GIVEN REQUEST 1
Check each of the following statements against the passage on Indiana football and answer yes or no, quoting the words from the passage that decide it: (a) Indiana's last national ranking came after a win at Kentucky; (b) the program has had eight coaches over the past 20 years; (c) the past 20 years include only one winning season.

SELECTED TEXT
- - -

USA TODAY Sports' Paul Myerberg counts down to the start of the college football season team by team from No. 128 to No. 1.
Indiana's trip to Missouri on Sept. 20 will mark exactly two decades to the day of the program's last national ranking, achieved after a 59-29 win at Kentucky lifted the Hoosiers to a 3-0 start and the last spot in the Associated Press Top 25. Next came Wisconsin, which handed IU a 62-13 defeat, and the slide was on.
It's been two decades of misery interrupted by fits and starts of competitiveness, jolts of life and excitement accompanied always by an unequal step back – each resulting disappointment essentially disproving Newton's law of equal and opposite reactions.
The past 20 years have seen six coaches, from Bill Mallory through Kevin Wilson. They've seen one winning season, a 7-6 finish in 2007 followed by a combined seven wins during the ensuing two seasons. They've seen five seasons with five or more wins; they've seen 11 seasons with eight or more losses.

- - -

DATASET RECORDS

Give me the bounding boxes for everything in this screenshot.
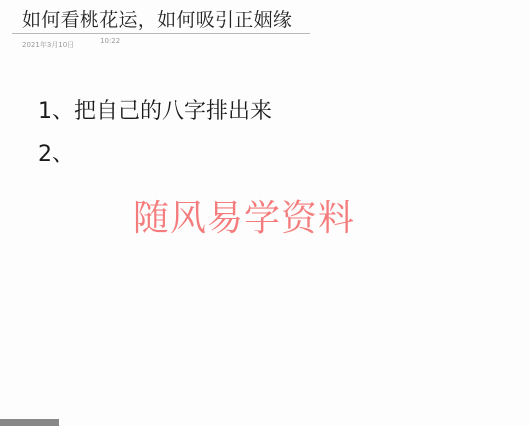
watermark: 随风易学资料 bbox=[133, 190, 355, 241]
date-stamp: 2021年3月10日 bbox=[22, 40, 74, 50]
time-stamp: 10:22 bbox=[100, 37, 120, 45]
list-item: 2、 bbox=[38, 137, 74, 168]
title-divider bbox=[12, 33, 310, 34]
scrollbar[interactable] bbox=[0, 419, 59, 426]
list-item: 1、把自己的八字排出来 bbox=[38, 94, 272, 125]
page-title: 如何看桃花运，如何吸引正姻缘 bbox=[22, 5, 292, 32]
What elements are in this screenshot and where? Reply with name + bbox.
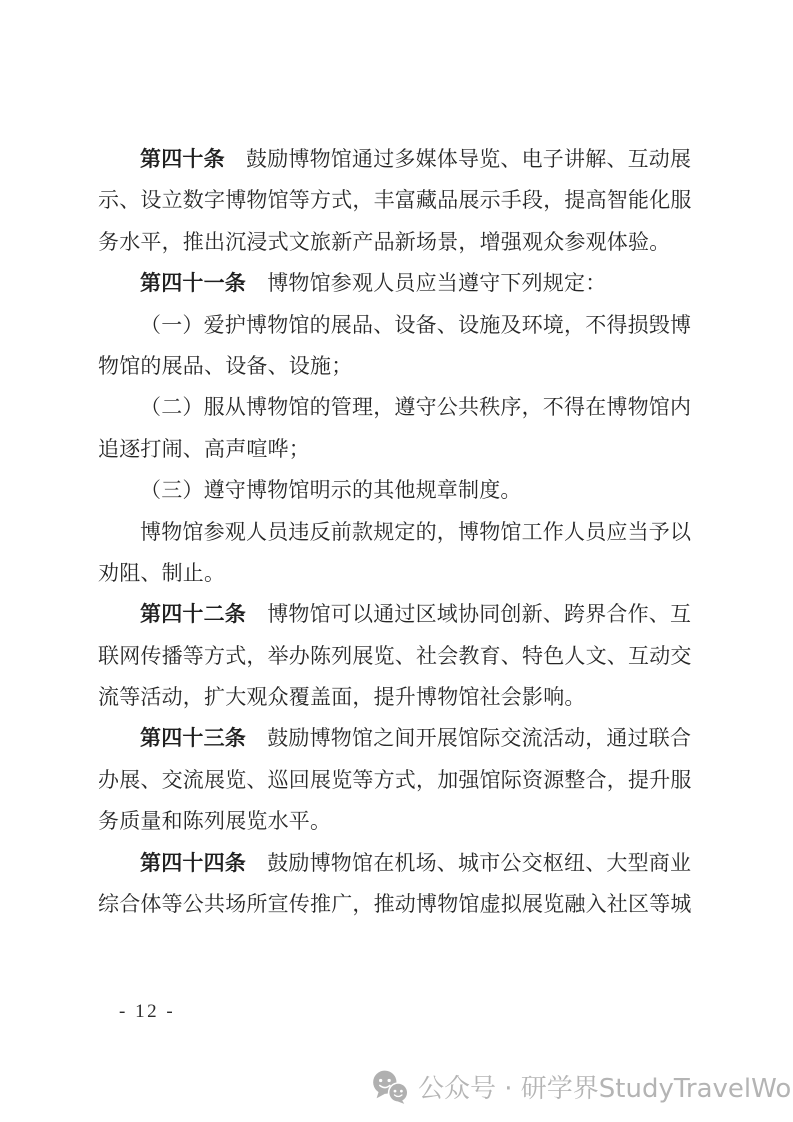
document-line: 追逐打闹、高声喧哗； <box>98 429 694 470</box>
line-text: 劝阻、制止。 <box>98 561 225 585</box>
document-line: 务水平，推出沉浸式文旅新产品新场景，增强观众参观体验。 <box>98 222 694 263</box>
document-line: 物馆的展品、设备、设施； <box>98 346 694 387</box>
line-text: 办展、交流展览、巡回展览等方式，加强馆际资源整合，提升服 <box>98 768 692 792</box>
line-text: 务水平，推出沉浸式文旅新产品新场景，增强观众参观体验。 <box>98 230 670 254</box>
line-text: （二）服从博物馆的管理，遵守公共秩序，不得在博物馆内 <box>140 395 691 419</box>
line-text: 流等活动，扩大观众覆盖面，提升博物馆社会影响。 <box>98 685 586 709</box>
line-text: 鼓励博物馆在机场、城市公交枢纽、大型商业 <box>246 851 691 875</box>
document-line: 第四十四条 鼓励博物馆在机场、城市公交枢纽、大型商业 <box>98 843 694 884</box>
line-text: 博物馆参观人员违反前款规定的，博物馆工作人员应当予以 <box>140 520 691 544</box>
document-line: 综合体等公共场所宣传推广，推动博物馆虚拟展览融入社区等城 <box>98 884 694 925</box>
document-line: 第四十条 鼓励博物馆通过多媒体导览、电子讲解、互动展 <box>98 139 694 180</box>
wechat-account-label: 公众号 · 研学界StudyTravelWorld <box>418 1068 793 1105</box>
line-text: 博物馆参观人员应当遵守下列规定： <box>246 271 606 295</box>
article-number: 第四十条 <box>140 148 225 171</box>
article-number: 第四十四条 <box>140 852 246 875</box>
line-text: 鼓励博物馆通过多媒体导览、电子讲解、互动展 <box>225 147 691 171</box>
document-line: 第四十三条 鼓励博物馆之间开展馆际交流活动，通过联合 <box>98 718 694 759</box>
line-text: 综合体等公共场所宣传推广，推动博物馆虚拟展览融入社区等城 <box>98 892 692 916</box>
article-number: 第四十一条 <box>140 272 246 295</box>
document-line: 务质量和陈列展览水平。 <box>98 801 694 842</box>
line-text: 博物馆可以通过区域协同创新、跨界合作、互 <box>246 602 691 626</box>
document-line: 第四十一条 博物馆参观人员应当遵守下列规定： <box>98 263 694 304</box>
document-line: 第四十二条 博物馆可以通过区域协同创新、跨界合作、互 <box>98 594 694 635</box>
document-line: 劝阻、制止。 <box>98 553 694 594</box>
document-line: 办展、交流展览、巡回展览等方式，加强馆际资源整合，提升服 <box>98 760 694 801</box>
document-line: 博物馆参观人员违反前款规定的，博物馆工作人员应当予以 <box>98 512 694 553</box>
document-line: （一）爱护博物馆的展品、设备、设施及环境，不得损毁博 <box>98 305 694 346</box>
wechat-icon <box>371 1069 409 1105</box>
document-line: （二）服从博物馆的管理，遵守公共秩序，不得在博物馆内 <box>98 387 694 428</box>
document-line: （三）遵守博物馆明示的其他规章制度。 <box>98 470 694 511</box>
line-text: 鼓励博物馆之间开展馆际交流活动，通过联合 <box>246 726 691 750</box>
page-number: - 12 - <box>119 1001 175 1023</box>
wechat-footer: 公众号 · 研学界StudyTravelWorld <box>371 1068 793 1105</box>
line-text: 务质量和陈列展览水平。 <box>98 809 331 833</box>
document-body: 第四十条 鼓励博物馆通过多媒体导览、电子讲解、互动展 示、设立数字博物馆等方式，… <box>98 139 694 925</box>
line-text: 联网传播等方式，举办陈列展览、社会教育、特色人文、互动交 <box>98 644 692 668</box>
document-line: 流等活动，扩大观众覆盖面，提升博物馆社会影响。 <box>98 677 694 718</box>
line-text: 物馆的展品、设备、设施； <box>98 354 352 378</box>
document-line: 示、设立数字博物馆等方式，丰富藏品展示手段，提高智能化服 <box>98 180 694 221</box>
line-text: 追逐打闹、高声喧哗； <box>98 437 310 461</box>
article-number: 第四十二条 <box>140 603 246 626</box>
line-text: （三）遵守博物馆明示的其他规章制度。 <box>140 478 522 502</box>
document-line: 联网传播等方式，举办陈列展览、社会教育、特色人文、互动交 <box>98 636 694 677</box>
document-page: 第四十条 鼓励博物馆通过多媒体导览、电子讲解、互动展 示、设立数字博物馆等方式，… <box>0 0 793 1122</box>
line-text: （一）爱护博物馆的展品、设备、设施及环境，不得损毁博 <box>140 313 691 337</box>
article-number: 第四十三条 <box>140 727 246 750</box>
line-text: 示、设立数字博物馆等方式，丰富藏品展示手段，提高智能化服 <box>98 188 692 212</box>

- - -

GIVEN REQUEST 2
From the records, retype the lines starting at the one that contains "document-line: 追逐打闹、高声喧哗； <box>98" and ending at the one that contains "article-number: 第四十一条 <box>140", with both of those lines included.

FINAL RESULT 1
(a) Yes: "achieved after a 59-29 win at Kentucky lifted the Hoosiers to a 3-0 start and the last spot in the Associated Press Top 25."
(b) No: "The past 20 years have seen six coaches, from Bill Mallory through Kevin Wilson."
(c) Yes: "They've seen one winning season, a 7-6 finish in 2007"

FINAL RESULT 2
document-line: 追逐打闹、高声喧哗； <box>98 429 694 470</box>
line-text: 劝阻、制止。 <box>98 561 225 585</box>
document-line: 务水平，推出沉浸式文旅新产品新场景，增强观众参观体验。 <box>98 222 694 263</box>
document-line: 物馆的展品、设备、设施； <box>98 346 694 387</box>
line-text: 办展、交流展览、巡回展览等方式，加强馆际资源整合，提升服 <box>98 768 692 792</box>
line-text: 务水平，推出沉浸式文旅新产品新场景，增强观众参观体验。 <box>98 230 670 254</box>
line-text: （二）服从博物馆的管理，遵守公共秩序，不得在博物馆内 <box>140 395 691 419</box>
line-text: 流等活动，扩大观众覆盖面，提升博物馆社会影响。 <box>98 685 586 709</box>
line-text: 鼓励博物馆在机场、城市公交枢纽、大型商业 <box>246 851 691 875</box>
document-line: 第四十四条 鼓励博物馆在机场、城市公交枢纽、大型商业 <box>98 843 694 884</box>
line-text: 博物馆参观人员违反前款规定的，博物馆工作人员应当予以 <box>140 520 691 544</box>
document-line: 综合体等公共场所宣传推广，推动博物馆虚拟展览融入社区等城 <box>98 884 694 925</box>
document-line: 第四十条 鼓励博物馆通过多媒体导览、电子讲解、互动展 <box>98 139 694 180</box>
wechat-account-label: 公众号 · 研学界StudyTravelWorld <box>418 1068 793 1105</box>
line-text: 博物馆参观人员应当遵守下列规定： <box>246 271 606 295</box>
article-number: 第四十条 <box>140 148 225 171</box>
article-number: 第四十四条 <box>140 852 246 875</box>
line-text: 鼓励博物馆通过多媒体导览、电子讲解、互动展 <box>225 147 691 171</box>
document-line: 第四十三条 鼓励博物馆之间开展馆际交流活动，通过联合 <box>98 718 694 759</box>
line-text: 综合体等公共场所宣传推广，推动博物馆虚拟展览融入社区等城 <box>98 892 692 916</box>
article-number: 第四十一条 <box>140 272 246 295</box>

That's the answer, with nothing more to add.